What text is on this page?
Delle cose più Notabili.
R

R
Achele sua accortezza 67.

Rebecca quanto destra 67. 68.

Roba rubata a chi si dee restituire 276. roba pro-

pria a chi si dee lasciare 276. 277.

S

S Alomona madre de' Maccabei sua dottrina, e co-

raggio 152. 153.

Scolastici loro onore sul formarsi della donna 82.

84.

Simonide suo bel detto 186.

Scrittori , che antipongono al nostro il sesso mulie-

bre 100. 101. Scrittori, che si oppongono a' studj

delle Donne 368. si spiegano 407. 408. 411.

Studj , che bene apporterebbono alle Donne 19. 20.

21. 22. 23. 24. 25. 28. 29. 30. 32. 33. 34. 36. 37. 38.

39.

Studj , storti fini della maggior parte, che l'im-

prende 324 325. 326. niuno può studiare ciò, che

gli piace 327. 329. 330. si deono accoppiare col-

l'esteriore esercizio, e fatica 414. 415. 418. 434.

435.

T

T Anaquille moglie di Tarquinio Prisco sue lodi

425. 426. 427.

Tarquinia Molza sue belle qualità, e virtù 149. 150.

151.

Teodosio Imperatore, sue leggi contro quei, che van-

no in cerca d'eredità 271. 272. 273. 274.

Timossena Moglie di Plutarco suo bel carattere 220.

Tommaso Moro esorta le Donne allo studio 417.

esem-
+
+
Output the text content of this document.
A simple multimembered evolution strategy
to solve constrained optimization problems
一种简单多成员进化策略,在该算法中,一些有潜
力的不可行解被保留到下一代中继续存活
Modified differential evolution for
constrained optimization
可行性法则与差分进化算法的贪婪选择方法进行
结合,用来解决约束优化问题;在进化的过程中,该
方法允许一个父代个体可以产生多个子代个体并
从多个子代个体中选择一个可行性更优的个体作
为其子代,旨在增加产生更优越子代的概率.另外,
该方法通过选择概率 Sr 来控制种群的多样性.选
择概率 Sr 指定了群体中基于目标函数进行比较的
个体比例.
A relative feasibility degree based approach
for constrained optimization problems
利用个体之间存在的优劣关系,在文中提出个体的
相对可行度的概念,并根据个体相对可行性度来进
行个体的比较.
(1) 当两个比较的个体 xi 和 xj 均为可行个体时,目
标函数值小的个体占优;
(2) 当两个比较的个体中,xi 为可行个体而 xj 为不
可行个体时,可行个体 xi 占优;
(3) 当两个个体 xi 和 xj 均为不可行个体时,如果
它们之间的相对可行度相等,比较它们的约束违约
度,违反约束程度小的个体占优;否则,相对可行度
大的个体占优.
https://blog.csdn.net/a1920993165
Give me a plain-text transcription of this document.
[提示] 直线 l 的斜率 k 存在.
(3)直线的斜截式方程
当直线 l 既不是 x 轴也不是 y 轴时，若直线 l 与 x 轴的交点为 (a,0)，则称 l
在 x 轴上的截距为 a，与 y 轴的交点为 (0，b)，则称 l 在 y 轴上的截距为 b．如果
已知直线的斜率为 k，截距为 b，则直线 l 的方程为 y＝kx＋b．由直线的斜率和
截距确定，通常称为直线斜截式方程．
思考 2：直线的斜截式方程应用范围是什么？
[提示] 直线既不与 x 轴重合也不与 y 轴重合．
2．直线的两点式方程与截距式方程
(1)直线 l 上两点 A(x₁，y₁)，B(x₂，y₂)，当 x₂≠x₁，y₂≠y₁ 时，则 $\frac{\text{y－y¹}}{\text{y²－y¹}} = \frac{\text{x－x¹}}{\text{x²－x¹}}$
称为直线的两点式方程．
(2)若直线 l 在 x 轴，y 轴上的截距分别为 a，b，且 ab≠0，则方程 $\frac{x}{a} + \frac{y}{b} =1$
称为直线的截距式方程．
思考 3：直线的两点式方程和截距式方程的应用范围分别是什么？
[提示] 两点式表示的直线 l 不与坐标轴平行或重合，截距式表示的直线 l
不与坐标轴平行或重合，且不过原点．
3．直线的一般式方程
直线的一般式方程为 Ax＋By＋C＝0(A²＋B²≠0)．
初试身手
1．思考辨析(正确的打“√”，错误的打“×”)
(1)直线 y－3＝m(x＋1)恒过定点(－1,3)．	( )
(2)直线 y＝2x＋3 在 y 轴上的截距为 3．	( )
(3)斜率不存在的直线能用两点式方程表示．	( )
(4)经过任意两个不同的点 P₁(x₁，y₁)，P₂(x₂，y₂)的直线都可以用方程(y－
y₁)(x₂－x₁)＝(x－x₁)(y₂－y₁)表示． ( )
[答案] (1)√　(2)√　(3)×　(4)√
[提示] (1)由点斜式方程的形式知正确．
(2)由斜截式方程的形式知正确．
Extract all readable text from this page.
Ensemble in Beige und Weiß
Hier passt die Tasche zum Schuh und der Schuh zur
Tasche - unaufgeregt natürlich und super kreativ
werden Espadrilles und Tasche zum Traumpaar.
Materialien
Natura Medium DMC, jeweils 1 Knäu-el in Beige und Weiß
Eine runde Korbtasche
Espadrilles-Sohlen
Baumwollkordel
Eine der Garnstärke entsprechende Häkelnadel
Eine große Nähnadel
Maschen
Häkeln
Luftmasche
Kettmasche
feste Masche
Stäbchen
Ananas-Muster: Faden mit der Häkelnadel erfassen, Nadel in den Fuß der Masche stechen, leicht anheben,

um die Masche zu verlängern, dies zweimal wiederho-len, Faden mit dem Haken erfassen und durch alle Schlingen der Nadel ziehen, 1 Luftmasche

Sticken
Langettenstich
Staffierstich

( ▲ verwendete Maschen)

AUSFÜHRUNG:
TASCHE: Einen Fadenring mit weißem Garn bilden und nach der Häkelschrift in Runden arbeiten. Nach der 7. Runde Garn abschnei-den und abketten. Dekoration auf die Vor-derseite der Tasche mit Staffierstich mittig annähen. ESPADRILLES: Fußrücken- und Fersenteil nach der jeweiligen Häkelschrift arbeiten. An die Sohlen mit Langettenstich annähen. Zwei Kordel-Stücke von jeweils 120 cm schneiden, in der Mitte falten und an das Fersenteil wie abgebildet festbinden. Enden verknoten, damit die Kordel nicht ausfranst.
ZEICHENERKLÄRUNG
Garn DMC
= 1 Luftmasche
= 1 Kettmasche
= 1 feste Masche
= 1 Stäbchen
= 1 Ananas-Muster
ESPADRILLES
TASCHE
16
——————
Goal of the exercise = For each line of the listing that holds the word "page", show that line.

Answer =
What text is on this page?
Extract all readable text from this page.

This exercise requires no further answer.